**Exercise input**.
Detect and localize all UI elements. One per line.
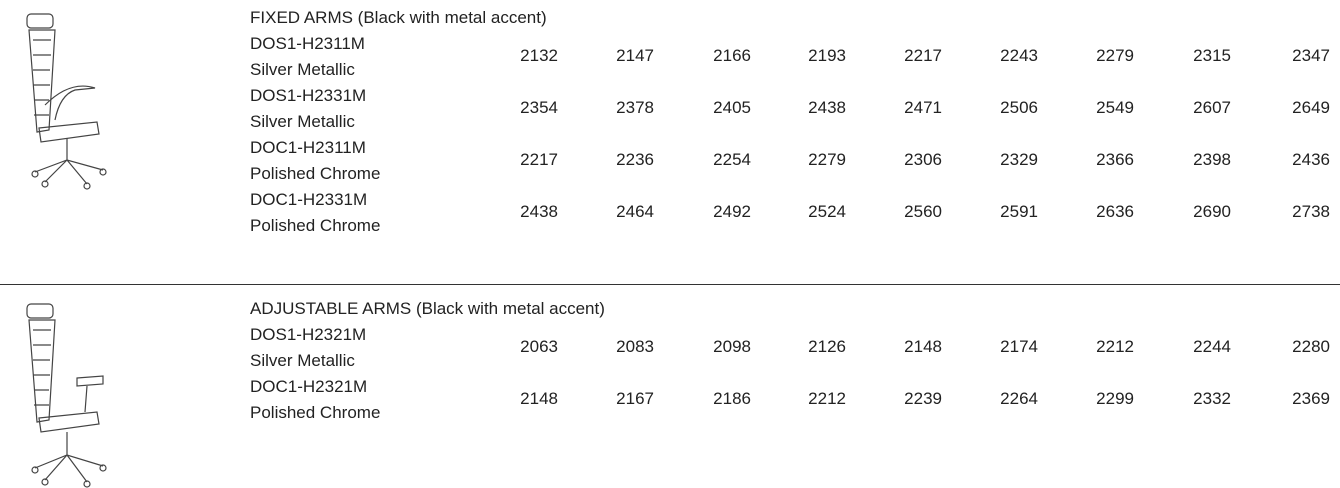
price: 2738	[1292, 202, 1330, 221]
finish: Silver Metallic	[250, 112, 355, 131]
price: 2174	[1000, 337, 1038, 356]
price: 2607	[1193, 98, 1231, 117]
price: 2186	[713, 389, 751, 408]
price: 2264	[1000, 389, 1038, 408]
price: 2280	[1292, 337, 1330, 356]
price: 2549	[1096, 98, 1134, 117]
price: 2299	[1096, 389, 1134, 408]
price: 2126	[808, 337, 846, 356]
price: 2244	[1193, 337, 1231, 356]
price: 2366	[1096, 150, 1134, 169]
price: 2279	[1096, 46, 1134, 65]
price: 2506	[1000, 98, 1038, 117]
price: 2217	[904, 46, 942, 65]
price: 2239	[904, 389, 942, 408]
price: 2436	[1292, 150, 1330, 169]
price: 2332	[1193, 389, 1231, 408]
price: 2471	[904, 98, 942, 117]
price: 2347	[1292, 46, 1330, 65]
price: 2193	[808, 46, 846, 65]
price: 2690	[1193, 202, 1231, 221]
price: 2524	[808, 202, 846, 221]
price: 2212	[808, 389, 846, 408]
price: 2236	[616, 150, 654, 169]
price: 2354	[520, 98, 558, 117]
price: 2438	[808, 98, 846, 117]
price: 2315	[1193, 46, 1231, 65]
model-code: DOC1-H2321M	[250, 377, 368, 396]
price: 2083	[616, 337, 654, 356]
chair-illustration	[26, 13, 107, 190]
price: 2148	[520, 389, 558, 408]
price: 2243	[1000, 46, 1038, 65]
price: 2217	[520, 150, 558, 169]
price: 2464	[616, 202, 654, 221]
price: 2166	[713, 46, 751, 65]
model-code: DOC1-H2331M	[250, 190, 368, 209]
price: 2378	[616, 98, 654, 117]
price: 2369	[1292, 389, 1330, 408]
section-heading: ADJUSTABLE ARMS (Black with metal accent…	[250, 299, 605, 318]
price: 2398	[1193, 150, 1231, 169]
price: 2212	[1096, 337, 1134, 356]
price: 2306	[904, 150, 942, 169]
finish: Silver Metallic	[250, 60, 355, 79]
finish: Polished Chrome	[250, 403, 381, 422]
model-code: DOS1-H2311M	[250, 34, 365, 53]
price: 2649	[1292, 98, 1330, 117]
model-code: DOS1-H2331M	[250, 86, 367, 105]
price: 2063	[520, 337, 558, 356]
price: 2147	[616, 46, 654, 65]
price: 2438	[520, 202, 558, 221]
section-divider	[0, 284, 1340, 285]
finish: Polished Chrome	[250, 216, 381, 235]
price: 2560	[904, 202, 942, 221]
price: 2636	[1096, 202, 1134, 221]
price: 2132	[520, 46, 558, 65]
price: 2492	[713, 202, 751, 221]
section-heading: FIXED ARMS (Black with metal accent)	[250, 8, 547, 27]
price: 2279	[808, 150, 846, 169]
price: 2405	[713, 98, 751, 117]
price: 2591	[1000, 202, 1038, 221]
price: 2254	[713, 150, 751, 169]
price: 2329	[1000, 150, 1038, 169]
chair-illustration	[26, 303, 107, 488]
model-code: DOS1-H2321M	[250, 325, 367, 344]
price: 2167	[616, 389, 654, 408]
finish: Silver Metallic	[250, 351, 355, 370]
finish: Polished Chrome	[250, 164, 381, 183]
price: 2148	[904, 337, 942, 356]
price: 2098	[713, 337, 751, 356]
model-code: DOC1-H2311M	[250, 138, 366, 157]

**Required task**. Copy the material word for word, starting with the line that contains "202, 1330, 221]" and going on through the line that contains "46, 942, 65]".

**Final result**.
price: 2738	[1292, 202, 1330, 221]
finish: Silver Metallic	[250, 112, 355, 131]
price: 2174	[1000, 337, 1038, 356]
price: 2607	[1193, 98, 1231, 117]
price: 2186	[713, 389, 751, 408]
price: 2264	[1000, 389, 1038, 408]
price: 2280	[1292, 337, 1330, 356]
price: 2549	[1096, 98, 1134, 117]
price: 2299	[1096, 389, 1134, 408]
price: 2126	[808, 337, 846, 356]
price: 2244	[1193, 337, 1231, 356]
price: 2366	[1096, 150, 1134, 169]
price: 2279	[1096, 46, 1134, 65]
price: 2506	[1000, 98, 1038, 117]
price: 2217	[904, 46, 942, 65]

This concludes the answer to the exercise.